Structured figure records
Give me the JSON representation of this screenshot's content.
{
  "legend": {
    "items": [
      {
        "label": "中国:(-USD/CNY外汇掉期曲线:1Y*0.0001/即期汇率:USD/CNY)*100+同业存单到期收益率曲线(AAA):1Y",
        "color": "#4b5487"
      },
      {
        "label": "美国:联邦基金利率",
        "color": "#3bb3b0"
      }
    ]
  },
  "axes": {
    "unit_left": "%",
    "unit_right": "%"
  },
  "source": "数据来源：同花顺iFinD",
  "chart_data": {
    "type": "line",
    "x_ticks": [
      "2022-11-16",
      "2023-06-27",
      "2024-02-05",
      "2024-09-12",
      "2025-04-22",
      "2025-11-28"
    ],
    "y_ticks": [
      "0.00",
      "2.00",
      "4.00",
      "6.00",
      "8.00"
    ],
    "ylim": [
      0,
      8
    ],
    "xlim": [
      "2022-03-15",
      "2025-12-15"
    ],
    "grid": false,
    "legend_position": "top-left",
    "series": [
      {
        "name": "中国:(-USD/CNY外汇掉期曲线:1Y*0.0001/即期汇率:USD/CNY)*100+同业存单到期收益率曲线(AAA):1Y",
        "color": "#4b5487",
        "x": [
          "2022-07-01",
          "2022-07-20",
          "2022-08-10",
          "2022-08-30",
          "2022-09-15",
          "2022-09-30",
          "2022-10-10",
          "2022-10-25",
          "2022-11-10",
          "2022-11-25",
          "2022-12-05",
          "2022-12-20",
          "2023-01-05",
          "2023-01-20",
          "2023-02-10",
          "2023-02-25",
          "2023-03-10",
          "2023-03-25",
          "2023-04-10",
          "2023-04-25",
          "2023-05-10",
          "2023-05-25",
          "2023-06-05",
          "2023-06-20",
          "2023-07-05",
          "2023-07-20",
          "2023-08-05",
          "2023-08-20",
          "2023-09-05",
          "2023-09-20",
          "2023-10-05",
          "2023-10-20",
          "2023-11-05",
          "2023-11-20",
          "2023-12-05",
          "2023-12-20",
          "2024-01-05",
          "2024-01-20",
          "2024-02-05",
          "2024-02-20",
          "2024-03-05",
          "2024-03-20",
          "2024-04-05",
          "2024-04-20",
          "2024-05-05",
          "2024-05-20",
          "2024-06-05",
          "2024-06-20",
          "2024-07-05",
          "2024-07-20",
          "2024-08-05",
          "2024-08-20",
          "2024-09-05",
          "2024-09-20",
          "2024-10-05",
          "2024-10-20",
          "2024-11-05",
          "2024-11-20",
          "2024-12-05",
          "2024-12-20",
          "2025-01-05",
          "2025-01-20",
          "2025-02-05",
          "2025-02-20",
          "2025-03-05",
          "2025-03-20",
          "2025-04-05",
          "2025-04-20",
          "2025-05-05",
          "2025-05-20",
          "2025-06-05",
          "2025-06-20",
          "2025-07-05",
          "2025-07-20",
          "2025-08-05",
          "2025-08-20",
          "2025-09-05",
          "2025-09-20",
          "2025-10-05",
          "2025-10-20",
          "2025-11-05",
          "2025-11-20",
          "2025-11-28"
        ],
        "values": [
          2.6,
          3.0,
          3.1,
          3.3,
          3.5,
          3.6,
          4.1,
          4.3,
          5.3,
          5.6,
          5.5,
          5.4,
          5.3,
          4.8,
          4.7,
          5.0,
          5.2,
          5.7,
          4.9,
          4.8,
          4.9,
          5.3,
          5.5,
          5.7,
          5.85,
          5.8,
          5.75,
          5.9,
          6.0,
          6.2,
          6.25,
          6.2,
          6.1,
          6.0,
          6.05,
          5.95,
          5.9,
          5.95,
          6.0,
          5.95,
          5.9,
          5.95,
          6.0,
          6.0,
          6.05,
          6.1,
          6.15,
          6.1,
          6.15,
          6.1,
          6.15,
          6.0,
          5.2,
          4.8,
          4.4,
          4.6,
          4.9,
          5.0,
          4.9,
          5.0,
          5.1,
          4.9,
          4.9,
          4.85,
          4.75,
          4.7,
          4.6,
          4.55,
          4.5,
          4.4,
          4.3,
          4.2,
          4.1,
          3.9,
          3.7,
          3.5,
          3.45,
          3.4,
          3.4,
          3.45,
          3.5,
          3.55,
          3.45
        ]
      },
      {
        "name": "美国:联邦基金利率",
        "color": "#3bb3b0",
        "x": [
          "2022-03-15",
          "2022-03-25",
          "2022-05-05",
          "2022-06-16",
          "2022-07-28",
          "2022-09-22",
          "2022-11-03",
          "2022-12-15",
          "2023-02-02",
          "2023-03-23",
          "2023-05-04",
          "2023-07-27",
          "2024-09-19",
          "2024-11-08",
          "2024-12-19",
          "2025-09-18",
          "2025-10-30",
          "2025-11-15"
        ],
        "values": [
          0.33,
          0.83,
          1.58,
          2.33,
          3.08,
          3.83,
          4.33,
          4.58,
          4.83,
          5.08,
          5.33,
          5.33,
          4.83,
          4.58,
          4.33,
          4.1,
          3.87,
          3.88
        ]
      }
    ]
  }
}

> **GIVEN INSTRUCTION**
Restate each entry exactly, skipping none.

> **WRITTEN ANSWER**
Give me the JSON representation of this screenshot's content.
{
  "legend": {
    "items": [
      {
        "label": "中国:(-USD/CNY外汇掉期曲线:1Y*0.0001/即期汇率:USD/CNY)*100+同业存单到期收益率曲线(AAA):1Y",
        "color": "#4b5487"
      },
      {
        "label": "美国:联邦基金利率",
        "color": "#3bb3b0"
      }
    ]
  },
  "axes": {
    "unit_left": "%",
    "unit_right": "%"
  },
  "source": "数据来源：同花顺iFinD",
  "chart_data": {
    "type": "line",
    "x_ticks": [
      "2022-11-16",
      "2023-06-27",
      "2024-02-05",
      "2024-09-12",
      "2025-04-22",
      "2025-11-28"
    ],
    "y_ticks": [
      "0.00",
      "2.00",
      "4.00",
      "6.00",
      "8.00"
    ],
    "ylim": [
      0,
      8
    ],
    "xlim": [
      "2022-03-15",
      "2025-12-15"
    ],
    "grid": false,
    "legend_position": "top-left",
    "series": [
      {
        "name": "中国:(-USD/CNY外汇掉期曲线:1Y*0.0001/即期汇率:USD/CNY)*100+同业存单到期收益率曲线(AAA):1Y",
        "color": "#4b5487",
        "x": [
          "2022-07-01",
          "2022-07-20",
          "2022-08-10",
          "2022-08-30",
          "2022-09-15",
          "2022-09-30",
          "2022-10-10",
          "2022-10-25",
          "2022-11-10",
          "2022-11-25",
          "2022-12-05",
          "2022-12-20",
          "2023-01-05",
          "2023-01-20",
          "2023-02-10",
          "2023-02-25",
          "2023-03-10",
          "2023-03-25",
          "2023-04-10",
          "2023-04-25",
          "2023-05-10",
          "2023-05-25",
          "2023-06-05",
          "2023-06-20",
          "2023-07-05",
          "2023-07-20",
          "2023-08-05",
          "2023-08-20",
          "2023-09-05",
          "2023-09-20",
          "2023-10-05",
          "2023-10-20",
          "2023-11-05",
          "2023-11-20",
          "2023-12-05",
          "2023-12-20",
          "2024-01-05",
          "2024-01-20",
          "2024-02-05",
          "2024-02-20",
          "2024-03-05",
          "2024-03-20",
          "2024-04-05",
          "2024-04-20",
          "2024-05-05",
          "2024-05-20",
          "2024-06-05",
          "2024-06-20",
          "2024-07-05",
          "2024-07-20",
          "2024-08-05",
          "2024-08-20",
          "2024-09-05",
          "2024-09-20",
          "2024-10-05",
          "2024-10-20",
          "2024-11-05",
          "2024-11-20",
          "2024-12-05",
          "2024-12-20",
          "2025-01-05",
          "2025-01-20",
          "2025-02-05",
          "2025-02-20",
          "2025-03-05",
          "2025-03-20",
          "2025-04-05",
          "2025-04-20",
          "2025-05-05",
          "2025-05-20",
          "2025-06-05",
          "2025-06-20",
          "2025-07-05",
          "2025-07-20",
          "2025-08-05",
          "2025-08-20",
          "2025-09-05",
          "2025-09-20",
          "2025-10-05",
          "2025-10-20",
          "2025-11-05",
          "2025-11-20",
          "2025-11-28"
        ],
        "values": [
          2.6,
          3.0,
          3.1,
          3.3,
          3.5,
          3.6,
          4.1,
          4.3,
          5.3,
          5.6,
          5.5,
          5.4,
          5.3,
          4.8,
          4.7,
          5.0,
          5.2,
          5.7,
          4.9,
          4.8,
          4.9,
          5.3,
          5.5,
          5.7,
          5.85,
          5.8,
          5.75,
          5.9,
          6.0,
          6.2,
          6.25,
          6.2,
          6.1,
          6.0,
          6.05,
          5.95,
          5.9,
          5.95,
          6.0,
          5.95,
          5.9,
          5.95,
          6.0,
          6.0,
          6.05,
          6.1,
          6.15,
          6.1,
          6.15,
          6.1,
          6.15,
          6.0,
          5.2,
          4.8,
          4.4,
          4.6,
          4.9,
          5.0,
          4.9,
          5.0,
          5.1,
          4.9,
          4.9,
          4.85,
          4.75,
          4.7,
          4.6,
          4.55,
          4.5,
          4.4,
          4.3,
          4.2,
          4.1,
          3.9,
          3.7,
          3.5,
          3.45,
          3.4,
          3.4,
          3.45,
          3.5,
          3.55,
          3.45
        ]
      },
      {
        "name": "美国:联邦基金利率",
        "color": "#3bb3b0",
        "x": [
          "2022-03-15",
          "2022-03-25",
          "2022-05-05",
          "2022-06-16",
          "2022-07-28",
          "2022-09-22",
          "2022-11-03",
          "2022-12-15",
          "2023-02-02",
          "2023-03-23",
          "2023-05-04",
          "2023-07-27",
          "2024-09-19",
          "2024-11-08",
          "2024-12-19",
          "2025-09-18",
          "2025-10-30",
          "2025-11-15"
        ],
        "values": [
          0.33,
          0.83,
          1.58,
          2.33,
          3.08,
          3.83,
          4.33,
          4.58,
          4.83,
          5.08,
          5.33,
          5.33,
          4.83,
          4.58,
          4.33,
          4.1,
          3.87,
          3.88
        ]
      }
    ]
  }
}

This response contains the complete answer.